**THE EXERCISE:**
Please quote the material exactly, every line of it.

Dataset records

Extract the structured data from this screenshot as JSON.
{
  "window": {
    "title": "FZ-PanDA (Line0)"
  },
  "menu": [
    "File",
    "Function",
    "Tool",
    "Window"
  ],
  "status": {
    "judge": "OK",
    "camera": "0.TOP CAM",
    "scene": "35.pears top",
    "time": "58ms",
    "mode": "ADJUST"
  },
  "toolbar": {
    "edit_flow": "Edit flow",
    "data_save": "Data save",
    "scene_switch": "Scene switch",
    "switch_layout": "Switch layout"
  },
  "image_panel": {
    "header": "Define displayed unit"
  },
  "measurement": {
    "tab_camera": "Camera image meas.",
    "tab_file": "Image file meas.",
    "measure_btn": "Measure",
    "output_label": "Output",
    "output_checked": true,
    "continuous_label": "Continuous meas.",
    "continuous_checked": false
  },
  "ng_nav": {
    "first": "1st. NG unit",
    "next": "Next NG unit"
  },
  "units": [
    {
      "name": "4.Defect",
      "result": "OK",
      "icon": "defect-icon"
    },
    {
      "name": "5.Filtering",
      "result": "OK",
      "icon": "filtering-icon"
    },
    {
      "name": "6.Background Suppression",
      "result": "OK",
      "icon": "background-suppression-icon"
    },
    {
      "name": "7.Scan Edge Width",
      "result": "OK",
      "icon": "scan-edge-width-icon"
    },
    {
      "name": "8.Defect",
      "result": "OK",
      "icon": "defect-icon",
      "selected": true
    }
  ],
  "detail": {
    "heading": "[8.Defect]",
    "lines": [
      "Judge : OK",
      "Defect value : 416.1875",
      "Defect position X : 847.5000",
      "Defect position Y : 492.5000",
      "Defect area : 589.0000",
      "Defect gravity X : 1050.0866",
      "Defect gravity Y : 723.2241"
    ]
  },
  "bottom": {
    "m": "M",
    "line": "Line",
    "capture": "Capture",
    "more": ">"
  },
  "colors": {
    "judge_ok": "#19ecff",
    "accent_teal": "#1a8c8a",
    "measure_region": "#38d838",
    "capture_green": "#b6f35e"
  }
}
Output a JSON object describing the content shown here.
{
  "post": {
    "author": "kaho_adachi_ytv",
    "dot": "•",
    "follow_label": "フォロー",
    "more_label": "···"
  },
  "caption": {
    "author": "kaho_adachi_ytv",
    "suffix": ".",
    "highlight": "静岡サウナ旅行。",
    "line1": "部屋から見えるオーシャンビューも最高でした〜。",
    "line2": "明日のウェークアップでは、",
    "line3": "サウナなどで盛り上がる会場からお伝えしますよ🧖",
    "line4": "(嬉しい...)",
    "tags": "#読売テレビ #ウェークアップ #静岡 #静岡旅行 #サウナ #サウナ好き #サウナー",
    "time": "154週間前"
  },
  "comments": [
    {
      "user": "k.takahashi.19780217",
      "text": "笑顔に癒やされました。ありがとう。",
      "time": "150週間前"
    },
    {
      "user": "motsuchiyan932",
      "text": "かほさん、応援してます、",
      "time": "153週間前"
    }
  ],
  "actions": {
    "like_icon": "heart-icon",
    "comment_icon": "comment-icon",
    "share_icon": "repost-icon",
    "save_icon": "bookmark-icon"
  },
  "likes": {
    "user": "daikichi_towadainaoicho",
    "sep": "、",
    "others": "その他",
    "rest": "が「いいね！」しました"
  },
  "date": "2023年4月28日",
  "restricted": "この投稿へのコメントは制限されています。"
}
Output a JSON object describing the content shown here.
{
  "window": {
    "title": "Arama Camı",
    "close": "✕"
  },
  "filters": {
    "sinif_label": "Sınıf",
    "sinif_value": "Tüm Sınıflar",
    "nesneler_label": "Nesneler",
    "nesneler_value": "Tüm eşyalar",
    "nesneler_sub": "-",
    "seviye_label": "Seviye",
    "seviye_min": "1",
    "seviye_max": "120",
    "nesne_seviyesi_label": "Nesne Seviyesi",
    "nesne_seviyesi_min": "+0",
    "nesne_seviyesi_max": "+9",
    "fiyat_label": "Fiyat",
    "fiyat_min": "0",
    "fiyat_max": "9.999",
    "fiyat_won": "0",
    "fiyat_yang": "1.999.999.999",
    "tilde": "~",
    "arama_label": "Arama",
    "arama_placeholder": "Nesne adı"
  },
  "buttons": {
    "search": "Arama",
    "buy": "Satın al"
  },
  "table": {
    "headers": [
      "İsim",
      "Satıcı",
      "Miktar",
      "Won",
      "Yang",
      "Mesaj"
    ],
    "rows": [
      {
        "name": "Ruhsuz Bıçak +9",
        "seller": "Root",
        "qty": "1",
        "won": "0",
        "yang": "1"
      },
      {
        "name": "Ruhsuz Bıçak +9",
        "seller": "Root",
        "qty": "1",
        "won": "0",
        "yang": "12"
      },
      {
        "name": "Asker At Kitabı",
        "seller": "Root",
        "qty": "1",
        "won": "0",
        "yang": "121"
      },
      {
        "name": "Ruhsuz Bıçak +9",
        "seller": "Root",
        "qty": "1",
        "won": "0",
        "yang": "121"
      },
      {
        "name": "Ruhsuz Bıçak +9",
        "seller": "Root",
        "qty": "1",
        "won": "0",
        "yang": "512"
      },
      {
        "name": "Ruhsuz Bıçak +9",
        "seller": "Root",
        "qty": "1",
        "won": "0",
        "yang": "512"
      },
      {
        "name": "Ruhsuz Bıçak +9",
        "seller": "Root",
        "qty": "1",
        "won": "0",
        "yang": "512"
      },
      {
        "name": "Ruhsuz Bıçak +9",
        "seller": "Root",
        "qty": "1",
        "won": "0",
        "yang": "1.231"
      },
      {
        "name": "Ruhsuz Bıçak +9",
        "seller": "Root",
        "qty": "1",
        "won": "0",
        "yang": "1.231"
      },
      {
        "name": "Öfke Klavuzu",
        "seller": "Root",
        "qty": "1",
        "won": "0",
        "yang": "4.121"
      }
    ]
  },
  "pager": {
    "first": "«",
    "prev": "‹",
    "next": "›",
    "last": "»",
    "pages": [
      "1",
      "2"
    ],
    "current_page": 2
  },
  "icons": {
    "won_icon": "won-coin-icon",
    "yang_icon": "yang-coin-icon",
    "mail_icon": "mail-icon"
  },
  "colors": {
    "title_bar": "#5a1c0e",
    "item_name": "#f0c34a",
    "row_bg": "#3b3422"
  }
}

**COMPLETED EXERCISE:**
Extract the structured data from this screenshot as JSON.
{
  "window": {
    "title": "FZ-PanDA (Line0)"
  },
  "menu": [
    "File",
    "Function",
    "Tool",
    "Window"
  ],
  "status": {
    "judge": "OK",
    "camera": "0.TOP CAM",
    "scene": "35.pears top",
    "time": "58ms",
    "mode": "ADJUST"
  },
  "toolbar": {
    "edit_flow": "Edit flow",
    "data_save": "Data save",
    "scene_switch": "Scene switch",
    "switch_layout": "Switch layout"
  },
  "image_panel": {
    "header": "Define displayed unit"
  },
  "measurement": {
    "tab_camera": "Camera image meas.",
    "tab_file": "Image file meas.",
    "measure_btn": "Measure",
    "output_label": "Output",
    "output_checked": true,
    "continuous_label": "Continuous meas.",
    "continuous_checked": false
  },
  "ng_nav": {
    "first": "1st. NG unit",
    "next": "Next NG unit"
  },
  "units": [
    {
      "name": "4.Defect",
      "result": "OK",
      "icon": "defect-icon"
    },
    {
      "name": "5.Filtering",
      "result": "OK",
      "icon": "filtering-icon"
    },
    {
      "name": "6.Background Suppression",
      "result": "OK",
      "icon": "background-suppression-icon"
    },
    {
      "name": "7.Scan Edge Width",
      "result": "OK",
      "icon": "scan-edge-width-icon"
    },
    {
      "name": "8.Defect",
      "result": "OK",
      "icon": "defect-icon",
      "selected": true
    }
  ],
  "detail": {
    "heading": "[8.Defect]",
    "lines": [
      "Judge : OK",
      "Defect value : 416.1875",
      "Defect position X : 847.5000",
      "Defect position Y : 492.5000",
      "Defect area : 589.0000",
      "Defect gravity X : 1050.0866",
      "Defect gravity Y : 723.2241"
    ]
  },
  "bottom": {
    "m": "M",
    "line": "Line",
    "capture": "Capture",
    "more": ">"
  },
  "colors": {
    "judge_ok": "#19ecff",
    "accent_teal": "#1a8c8a",
    "measure_region": "#38d838",
    "capture_green": "#b6f35e"
  }
}
Output a JSON object describing the content shown here.
{
  "post": {
    "author": "kaho_adachi_ytv",
    "dot": "•",
    "follow_label": "フォロー",
    "more_label": "···"
  },
  "caption": {
    "author": "kaho_adachi_ytv",
    "suffix": ".",
    "highlight": "静岡サウナ旅行。",
    "line1": "部屋から見えるオーシャンビューも最高でした〜。",
    "line2": "明日のウェークアップでは、",
    "line3": "サウナなどで盛り上がる会場からお伝えしますよ🧖",
    "line4": "(嬉しい...)",
    "tags": "#読売テレビ #ウェークアップ #静岡 #静岡旅行 #サウナ #サウナ好き #サウナー",
    "time": "154週間前"
  },
  "comments": [
    {
      "user": "k.takahashi.19780217",
      "text": "笑顔に癒やされました。ありがとう。",
      "time": "150週間前"
    },
    {
      "user": "motsuchiyan932",
      "text": "かほさん、応援してます、",
      "time": "153週間前"
    }
  ],
  "actions": {
    "like_icon": "heart-icon",
    "comment_icon": "comment-icon",
    "share_icon": "repost-icon",
    "save_icon": "bookmark-icon"
  },
  "likes": {
    "user": "daikichi_towadainaoicho",
    "sep": "、",
    "others": "その他",
    "rest": "が「いいね！」しました"
  },
  "date": "2023年4月28日",
  "restricted": "この投稿へのコメントは制限されています。"
}
Output a JSON object describing the content shown here.
{
  "window": {
    "title": "Arama Camı",
    "close": "✕"
  },
  "filters": {
    "sinif_label": "Sınıf",
    "sinif_value": "Tüm Sınıflar",
    "nesneler_label": "Nesneler",
    "nesneler_value": "Tüm eşyalar",
    "nesneler_sub": "-",
    "seviye_label": "Seviye",
    "seviye_min": "1",
    "seviye_max": "120",
    "nesne_seviyesi_label": "Nesne Seviyesi",
    "nesne_seviyesi_min": "+0",
    "nesne_seviyesi_max": "+9",
    "fiyat_label": "Fiyat",
    "fiyat_min": "0",
    "fiyat_max": "9.999",
    "fiyat_won": "0",
    "fiyat_yang": "1.999.999.999",
    "tilde": "~",
    "arama_label": "Arama",
    "arama_placeholder": "Nesne adı"
  },
  "buttons": {
    "search": "Arama",
    "buy": "Satın al"
  },
  "table": {
    "headers": [
      "İsim",
      "Satıcı",
      "Miktar",
      "Won",
      "Yang",
      "Mesaj"
    ],
    "rows": [
      {
        "name": "Ruhsuz Bıçak +9",
        "seller": "Root",
        "qty": "1",
        "won": "0",
        "yang": "1"
      },
      {
        "name": "Ruhsuz Bıçak +9",
        "seller": "Root",
        "qty": "1",
        "won": "0",
        "yang": "12"
      },
      {
        "name": "Asker At Kitabı",
        "seller": "Root",
        "qty": "1",
        "won": "0",
        "yang": "121"
      },
      {
        "name": "Ruhsuz Bıçak +9",
        "seller": "Root",
        "qty": "1",
        "won": "0",
        "yang": "121"
      },
      {
        "name": "Ruhsuz Bıçak +9",
        "seller": "Root",
        "qty": "1",
        "won": "0",
        "yang": "512"
      },
      {
        "name": "Ruhsuz Bıçak +9",
        "seller": "Root",
        "qty": "1",
        "won": "0",
        "yang": "512"
      },
      {
        "name": "Ruhsuz Bıçak +9",
        "seller": "Root",
        "qty": "1",
        "won": "0",
        "yang": "512"
      },
      {
        "name": "Ruhsuz Bıçak +9",
        "seller": "Root",
        "qty": "1",
        "won": "0",
        "yang": "1.231"
      },
      {
        "name": "Ruhsuz Bıçak +9",
        "seller": "Root",
        "qty": "1",
        "won": "0",
        "yang": "1.231"
      },
      {
        "name": "Öfke Klavuzu",
        "seller": "Root",
        "qty": "1",
        "won": "0",
        "yang": "4.121"
      }
    ]
  },
  "pager": {
    "first": "«",
    "prev": "‹",
    "next": "›",
    "last": "»",
    "pages": [
      "1",
      "2"
    ],
    "current_page": 2
  },
  "icons": {
    "won_icon": "won-coin-icon",
    "yang_icon": "yang-coin-icon",
    "mail_icon": "mail-icon"
  },
  "colors": {
    "title_bar": "#5a1c0e",
    "item_name": "#f0c34a",
    "row_bg": "#3b3422"
  }
}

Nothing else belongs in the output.